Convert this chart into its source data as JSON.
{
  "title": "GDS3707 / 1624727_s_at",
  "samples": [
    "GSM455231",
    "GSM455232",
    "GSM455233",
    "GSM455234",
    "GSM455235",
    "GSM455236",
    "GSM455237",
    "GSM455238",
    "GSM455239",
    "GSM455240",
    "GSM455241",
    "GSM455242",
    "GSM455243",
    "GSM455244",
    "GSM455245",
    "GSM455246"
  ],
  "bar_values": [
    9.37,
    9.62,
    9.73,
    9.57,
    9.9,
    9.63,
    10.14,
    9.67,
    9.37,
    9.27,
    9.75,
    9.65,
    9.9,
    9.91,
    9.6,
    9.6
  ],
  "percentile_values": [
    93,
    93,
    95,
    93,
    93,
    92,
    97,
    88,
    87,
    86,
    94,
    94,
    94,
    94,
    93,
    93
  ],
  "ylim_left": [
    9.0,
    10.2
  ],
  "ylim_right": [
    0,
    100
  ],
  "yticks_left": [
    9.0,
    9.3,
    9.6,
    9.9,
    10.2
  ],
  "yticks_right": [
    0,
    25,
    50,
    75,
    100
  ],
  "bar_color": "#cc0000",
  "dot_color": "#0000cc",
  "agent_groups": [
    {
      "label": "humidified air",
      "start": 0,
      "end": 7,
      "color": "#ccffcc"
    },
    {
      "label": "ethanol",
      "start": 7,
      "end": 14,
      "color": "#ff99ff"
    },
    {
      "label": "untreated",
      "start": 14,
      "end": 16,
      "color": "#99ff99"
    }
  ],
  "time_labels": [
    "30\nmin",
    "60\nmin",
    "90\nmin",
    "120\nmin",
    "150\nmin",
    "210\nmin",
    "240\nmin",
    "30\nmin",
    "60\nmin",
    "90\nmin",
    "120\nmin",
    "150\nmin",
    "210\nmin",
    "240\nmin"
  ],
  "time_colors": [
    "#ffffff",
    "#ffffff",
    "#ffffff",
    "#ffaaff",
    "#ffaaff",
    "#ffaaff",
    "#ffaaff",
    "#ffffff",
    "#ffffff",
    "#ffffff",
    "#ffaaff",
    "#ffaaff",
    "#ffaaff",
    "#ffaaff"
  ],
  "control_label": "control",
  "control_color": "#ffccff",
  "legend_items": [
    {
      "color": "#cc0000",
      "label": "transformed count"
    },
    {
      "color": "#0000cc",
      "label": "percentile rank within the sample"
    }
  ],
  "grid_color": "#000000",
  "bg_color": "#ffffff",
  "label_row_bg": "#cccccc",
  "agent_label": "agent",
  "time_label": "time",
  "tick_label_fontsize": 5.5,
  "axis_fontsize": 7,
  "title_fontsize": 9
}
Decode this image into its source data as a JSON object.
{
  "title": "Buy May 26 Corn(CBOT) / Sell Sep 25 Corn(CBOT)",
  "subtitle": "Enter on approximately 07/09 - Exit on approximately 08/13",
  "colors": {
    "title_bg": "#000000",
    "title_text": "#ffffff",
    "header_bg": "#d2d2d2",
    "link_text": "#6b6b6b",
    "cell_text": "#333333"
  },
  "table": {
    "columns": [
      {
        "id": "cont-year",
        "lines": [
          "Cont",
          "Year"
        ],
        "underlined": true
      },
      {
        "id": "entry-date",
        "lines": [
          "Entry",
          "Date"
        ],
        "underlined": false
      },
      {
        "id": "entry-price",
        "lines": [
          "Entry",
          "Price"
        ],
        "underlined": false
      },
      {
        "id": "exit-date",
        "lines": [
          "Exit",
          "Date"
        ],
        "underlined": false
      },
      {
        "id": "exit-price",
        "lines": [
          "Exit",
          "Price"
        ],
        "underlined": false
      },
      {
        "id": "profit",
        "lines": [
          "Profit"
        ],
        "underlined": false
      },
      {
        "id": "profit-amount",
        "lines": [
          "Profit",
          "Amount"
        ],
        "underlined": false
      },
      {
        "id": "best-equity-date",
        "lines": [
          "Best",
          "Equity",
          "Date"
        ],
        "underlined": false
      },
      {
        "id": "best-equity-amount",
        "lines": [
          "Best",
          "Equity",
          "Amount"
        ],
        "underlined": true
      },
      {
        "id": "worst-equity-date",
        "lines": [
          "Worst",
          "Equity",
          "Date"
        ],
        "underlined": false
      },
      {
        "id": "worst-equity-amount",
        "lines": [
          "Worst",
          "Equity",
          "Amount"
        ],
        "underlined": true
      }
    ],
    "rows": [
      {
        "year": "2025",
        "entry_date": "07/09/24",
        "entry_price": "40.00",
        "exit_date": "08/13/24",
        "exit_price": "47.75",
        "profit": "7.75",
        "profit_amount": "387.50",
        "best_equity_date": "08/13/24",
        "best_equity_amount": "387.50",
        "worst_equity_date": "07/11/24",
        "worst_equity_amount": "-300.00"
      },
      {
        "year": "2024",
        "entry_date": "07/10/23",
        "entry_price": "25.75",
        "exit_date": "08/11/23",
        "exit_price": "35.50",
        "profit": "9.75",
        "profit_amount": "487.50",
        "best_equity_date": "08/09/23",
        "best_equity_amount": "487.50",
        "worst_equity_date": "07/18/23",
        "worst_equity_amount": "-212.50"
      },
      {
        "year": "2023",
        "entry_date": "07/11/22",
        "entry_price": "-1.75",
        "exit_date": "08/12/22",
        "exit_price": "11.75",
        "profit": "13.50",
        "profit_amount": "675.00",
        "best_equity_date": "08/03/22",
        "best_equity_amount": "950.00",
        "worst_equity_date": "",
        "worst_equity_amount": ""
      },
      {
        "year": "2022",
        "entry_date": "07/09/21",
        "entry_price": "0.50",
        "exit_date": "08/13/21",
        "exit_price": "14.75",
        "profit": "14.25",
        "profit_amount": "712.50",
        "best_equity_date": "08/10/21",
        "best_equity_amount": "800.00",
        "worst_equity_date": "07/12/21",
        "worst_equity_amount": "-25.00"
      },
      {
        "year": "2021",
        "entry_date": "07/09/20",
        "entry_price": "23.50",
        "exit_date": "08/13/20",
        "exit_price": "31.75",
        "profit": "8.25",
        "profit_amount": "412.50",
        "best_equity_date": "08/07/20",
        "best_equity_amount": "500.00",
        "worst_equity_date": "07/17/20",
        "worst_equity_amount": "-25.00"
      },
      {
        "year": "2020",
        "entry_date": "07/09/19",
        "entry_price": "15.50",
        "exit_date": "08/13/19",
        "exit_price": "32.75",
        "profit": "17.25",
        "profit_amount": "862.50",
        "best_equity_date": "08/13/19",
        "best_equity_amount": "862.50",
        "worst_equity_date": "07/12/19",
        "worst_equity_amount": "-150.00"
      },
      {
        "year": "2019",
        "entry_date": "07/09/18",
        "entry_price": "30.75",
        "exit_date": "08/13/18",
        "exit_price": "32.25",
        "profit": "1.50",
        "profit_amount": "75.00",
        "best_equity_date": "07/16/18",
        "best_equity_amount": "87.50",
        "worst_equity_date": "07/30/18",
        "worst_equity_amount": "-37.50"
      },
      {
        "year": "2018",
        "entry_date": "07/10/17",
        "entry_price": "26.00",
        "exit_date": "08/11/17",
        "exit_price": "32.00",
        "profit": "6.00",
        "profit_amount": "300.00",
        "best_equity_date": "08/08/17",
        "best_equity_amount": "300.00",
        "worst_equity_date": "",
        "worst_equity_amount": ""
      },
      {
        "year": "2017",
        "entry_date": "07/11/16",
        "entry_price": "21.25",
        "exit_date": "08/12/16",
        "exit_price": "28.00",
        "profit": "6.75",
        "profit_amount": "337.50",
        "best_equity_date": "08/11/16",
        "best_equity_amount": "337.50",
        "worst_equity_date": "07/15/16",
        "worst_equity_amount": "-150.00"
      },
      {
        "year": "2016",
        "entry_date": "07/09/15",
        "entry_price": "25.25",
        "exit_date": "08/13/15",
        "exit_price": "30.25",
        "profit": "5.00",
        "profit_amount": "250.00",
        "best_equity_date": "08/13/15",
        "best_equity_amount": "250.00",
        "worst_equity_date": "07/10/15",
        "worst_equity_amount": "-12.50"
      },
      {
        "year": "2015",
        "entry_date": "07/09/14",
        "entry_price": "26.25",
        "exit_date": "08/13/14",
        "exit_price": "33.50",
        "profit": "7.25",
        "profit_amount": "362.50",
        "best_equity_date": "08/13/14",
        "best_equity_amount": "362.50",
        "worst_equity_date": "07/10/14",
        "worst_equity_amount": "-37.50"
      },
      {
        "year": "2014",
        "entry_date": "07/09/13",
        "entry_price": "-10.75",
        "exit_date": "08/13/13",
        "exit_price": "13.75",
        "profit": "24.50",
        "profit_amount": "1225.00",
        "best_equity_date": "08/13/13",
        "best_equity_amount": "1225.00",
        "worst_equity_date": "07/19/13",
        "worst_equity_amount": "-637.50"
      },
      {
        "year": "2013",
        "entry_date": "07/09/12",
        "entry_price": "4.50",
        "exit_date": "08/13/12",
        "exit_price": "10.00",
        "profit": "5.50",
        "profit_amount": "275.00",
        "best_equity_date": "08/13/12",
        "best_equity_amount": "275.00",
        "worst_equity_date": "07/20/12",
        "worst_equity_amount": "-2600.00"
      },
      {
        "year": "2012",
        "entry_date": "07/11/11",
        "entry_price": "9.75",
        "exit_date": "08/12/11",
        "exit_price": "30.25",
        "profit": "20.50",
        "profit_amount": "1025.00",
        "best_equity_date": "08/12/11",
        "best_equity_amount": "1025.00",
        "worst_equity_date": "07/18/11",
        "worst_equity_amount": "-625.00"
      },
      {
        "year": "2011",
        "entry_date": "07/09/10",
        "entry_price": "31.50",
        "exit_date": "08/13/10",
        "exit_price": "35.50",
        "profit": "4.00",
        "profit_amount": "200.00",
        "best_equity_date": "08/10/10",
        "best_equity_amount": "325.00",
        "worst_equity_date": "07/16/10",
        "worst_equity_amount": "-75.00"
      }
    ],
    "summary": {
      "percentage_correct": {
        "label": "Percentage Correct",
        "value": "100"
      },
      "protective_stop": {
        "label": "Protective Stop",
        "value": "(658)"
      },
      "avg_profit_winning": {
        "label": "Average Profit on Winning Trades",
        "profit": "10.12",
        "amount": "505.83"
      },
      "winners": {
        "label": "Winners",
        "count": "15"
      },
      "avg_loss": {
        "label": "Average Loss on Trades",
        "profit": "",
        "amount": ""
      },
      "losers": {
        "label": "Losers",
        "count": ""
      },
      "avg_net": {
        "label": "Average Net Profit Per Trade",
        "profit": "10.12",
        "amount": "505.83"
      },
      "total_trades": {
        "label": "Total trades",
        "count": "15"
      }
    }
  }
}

▶ TASK DESCRIPTION: Determine how many lines of the material include the string "into". Output only that count.

▶ SOLUTION TO THIS TASK: 2